● PROBLEM DESCRIPTION: Pick out the lines below with "точку" and list them.

[BEGIN DATA RECORDS]

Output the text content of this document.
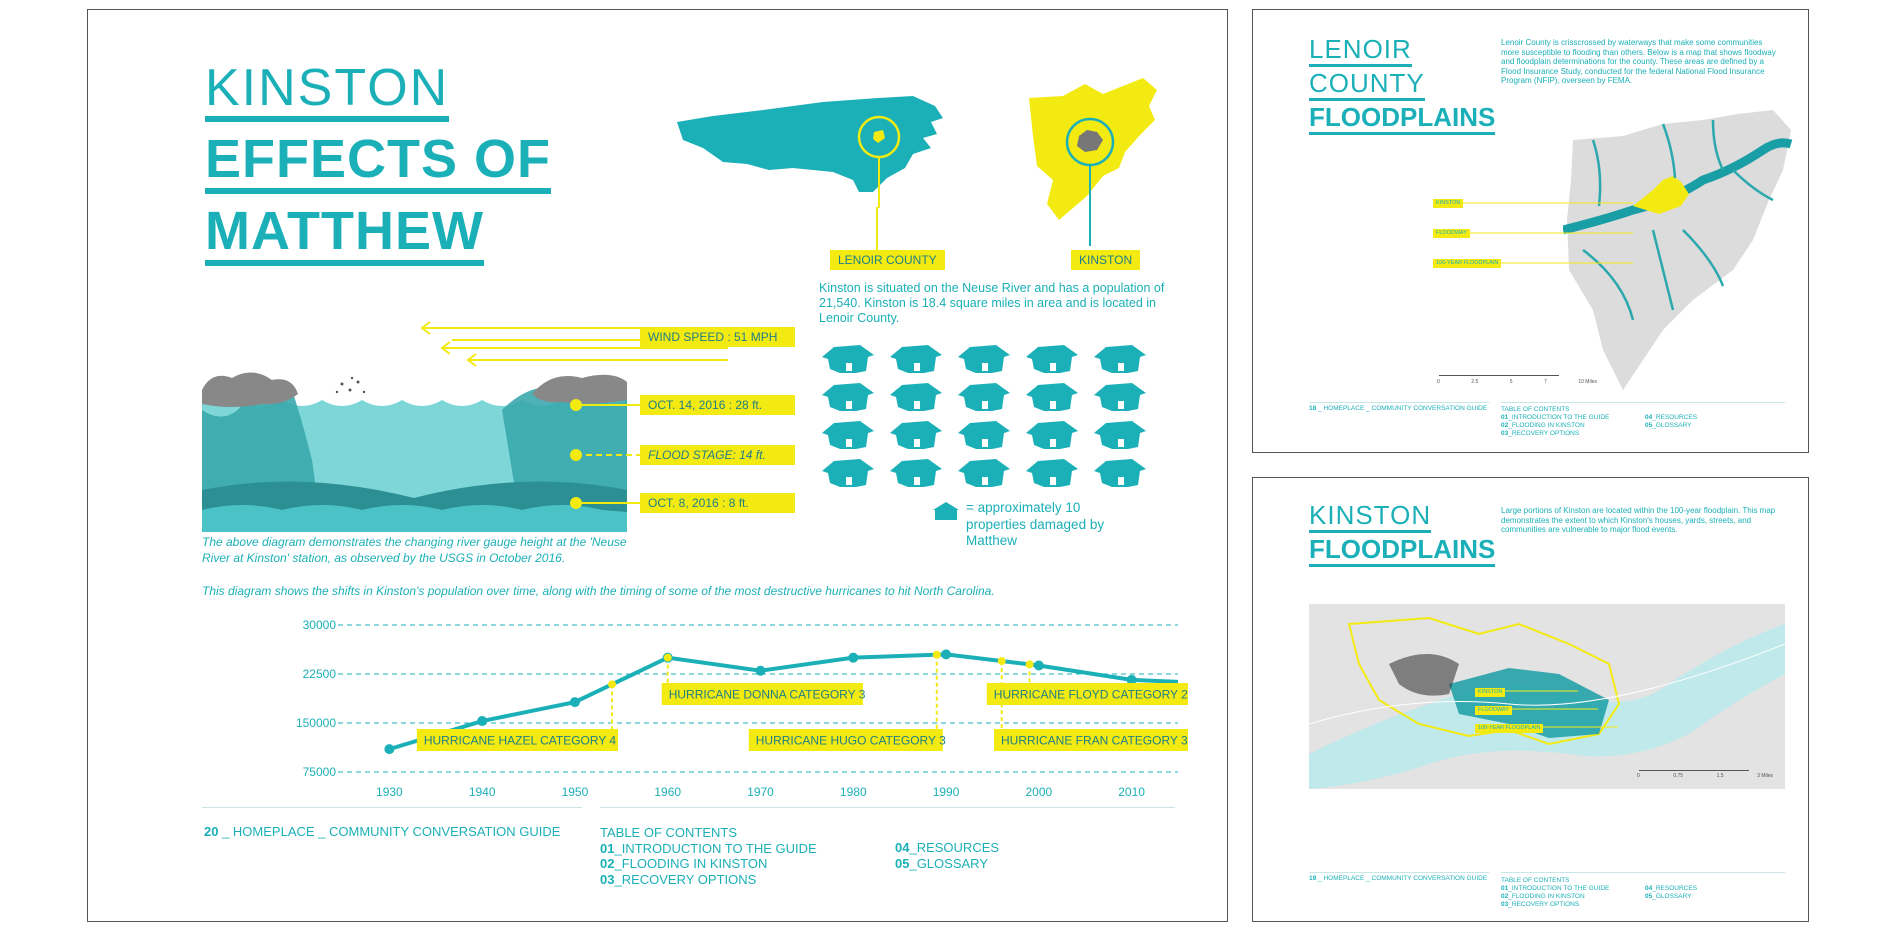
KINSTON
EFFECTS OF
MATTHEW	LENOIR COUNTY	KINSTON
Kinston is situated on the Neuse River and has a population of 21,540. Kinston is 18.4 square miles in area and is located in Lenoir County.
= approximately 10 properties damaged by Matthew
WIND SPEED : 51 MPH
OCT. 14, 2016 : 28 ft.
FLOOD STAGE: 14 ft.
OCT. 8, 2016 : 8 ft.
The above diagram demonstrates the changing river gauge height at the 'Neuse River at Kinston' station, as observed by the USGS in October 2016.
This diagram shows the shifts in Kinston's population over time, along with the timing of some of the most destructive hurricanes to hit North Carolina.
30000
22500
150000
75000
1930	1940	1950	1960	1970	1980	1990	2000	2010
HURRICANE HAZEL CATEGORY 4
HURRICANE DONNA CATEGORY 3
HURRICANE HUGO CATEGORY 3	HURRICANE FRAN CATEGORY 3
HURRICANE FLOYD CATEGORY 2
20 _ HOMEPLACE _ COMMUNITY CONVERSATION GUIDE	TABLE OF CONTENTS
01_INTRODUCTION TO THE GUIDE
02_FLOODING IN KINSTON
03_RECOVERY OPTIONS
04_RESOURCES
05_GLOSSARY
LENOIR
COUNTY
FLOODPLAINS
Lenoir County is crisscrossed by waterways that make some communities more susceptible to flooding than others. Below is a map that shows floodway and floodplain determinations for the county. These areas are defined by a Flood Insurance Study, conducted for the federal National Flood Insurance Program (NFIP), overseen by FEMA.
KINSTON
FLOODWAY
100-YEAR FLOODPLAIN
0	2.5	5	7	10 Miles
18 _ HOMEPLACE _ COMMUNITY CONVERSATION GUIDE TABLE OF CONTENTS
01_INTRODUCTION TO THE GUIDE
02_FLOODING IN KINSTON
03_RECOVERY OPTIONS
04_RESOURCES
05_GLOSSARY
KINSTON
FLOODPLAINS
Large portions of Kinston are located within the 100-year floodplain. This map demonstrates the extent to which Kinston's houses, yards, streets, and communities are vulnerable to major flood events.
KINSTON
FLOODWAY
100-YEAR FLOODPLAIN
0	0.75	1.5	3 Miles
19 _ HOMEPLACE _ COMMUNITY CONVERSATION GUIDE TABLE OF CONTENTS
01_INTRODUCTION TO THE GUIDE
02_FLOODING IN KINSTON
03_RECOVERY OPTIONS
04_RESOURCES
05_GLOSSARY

[END DATA RECORDS]
[BEGIN DATA RECORDS]

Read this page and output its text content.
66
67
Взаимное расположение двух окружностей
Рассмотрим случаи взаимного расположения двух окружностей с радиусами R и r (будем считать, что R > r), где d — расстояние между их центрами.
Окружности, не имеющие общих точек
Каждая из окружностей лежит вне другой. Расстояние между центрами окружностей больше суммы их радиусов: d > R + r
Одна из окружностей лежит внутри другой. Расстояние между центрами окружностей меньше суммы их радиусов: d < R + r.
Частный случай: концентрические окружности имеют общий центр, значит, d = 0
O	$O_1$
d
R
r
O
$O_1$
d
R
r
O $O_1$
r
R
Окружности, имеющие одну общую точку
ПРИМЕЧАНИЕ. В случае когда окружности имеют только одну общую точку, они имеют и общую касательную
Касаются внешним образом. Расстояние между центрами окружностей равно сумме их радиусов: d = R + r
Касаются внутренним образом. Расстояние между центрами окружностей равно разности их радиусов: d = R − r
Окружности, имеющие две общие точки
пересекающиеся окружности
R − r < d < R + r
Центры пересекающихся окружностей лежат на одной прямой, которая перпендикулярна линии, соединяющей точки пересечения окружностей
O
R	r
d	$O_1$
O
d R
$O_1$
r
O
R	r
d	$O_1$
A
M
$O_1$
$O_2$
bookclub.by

[END DATA RECORDS]
[BEGIN DATA RECORDS]

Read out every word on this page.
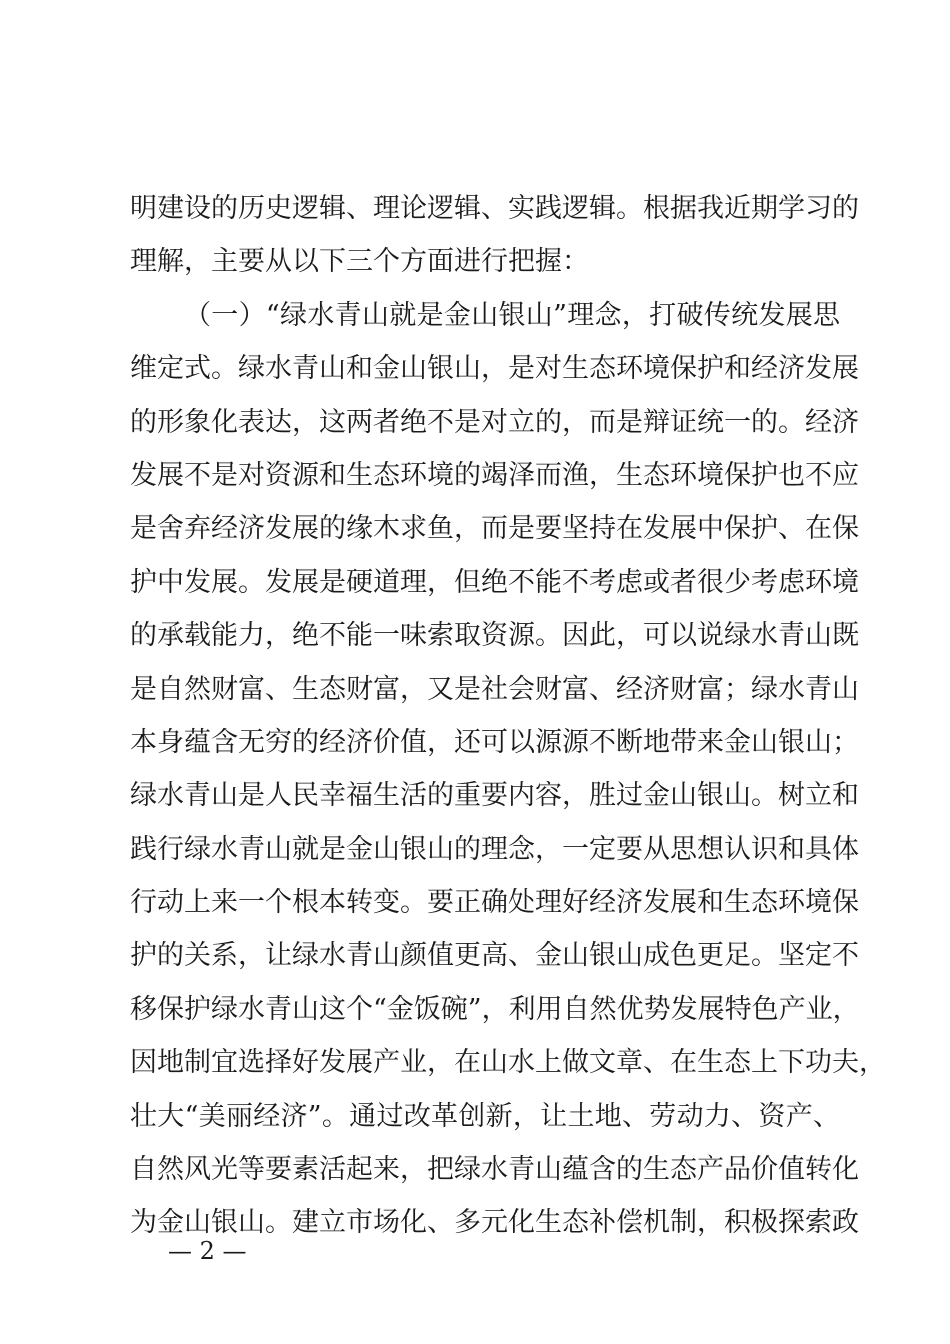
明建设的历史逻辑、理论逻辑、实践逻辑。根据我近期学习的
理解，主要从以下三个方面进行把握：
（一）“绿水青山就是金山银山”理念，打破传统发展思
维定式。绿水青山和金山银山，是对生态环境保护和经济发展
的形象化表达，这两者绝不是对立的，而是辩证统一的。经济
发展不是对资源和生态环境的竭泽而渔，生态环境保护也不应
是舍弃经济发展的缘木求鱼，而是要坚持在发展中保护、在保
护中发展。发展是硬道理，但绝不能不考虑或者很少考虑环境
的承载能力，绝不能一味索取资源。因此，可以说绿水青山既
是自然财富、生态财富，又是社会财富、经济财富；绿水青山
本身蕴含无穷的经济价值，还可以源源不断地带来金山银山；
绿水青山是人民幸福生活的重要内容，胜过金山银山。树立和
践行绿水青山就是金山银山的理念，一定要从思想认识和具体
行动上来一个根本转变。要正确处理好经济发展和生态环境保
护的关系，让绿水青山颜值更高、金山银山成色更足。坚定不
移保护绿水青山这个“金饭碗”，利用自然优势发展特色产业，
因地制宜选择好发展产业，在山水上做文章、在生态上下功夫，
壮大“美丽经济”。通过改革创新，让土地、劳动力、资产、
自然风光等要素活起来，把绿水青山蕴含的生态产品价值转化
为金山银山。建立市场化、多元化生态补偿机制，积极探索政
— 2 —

[END DATA RECORDS]

● ANSWER TO THE TASK:
Окружности, имеющие одну общую точку
ПРИМЕЧАНИЕ. В случае когда окружности имеют только одну общую точку, они имеют и общую касательную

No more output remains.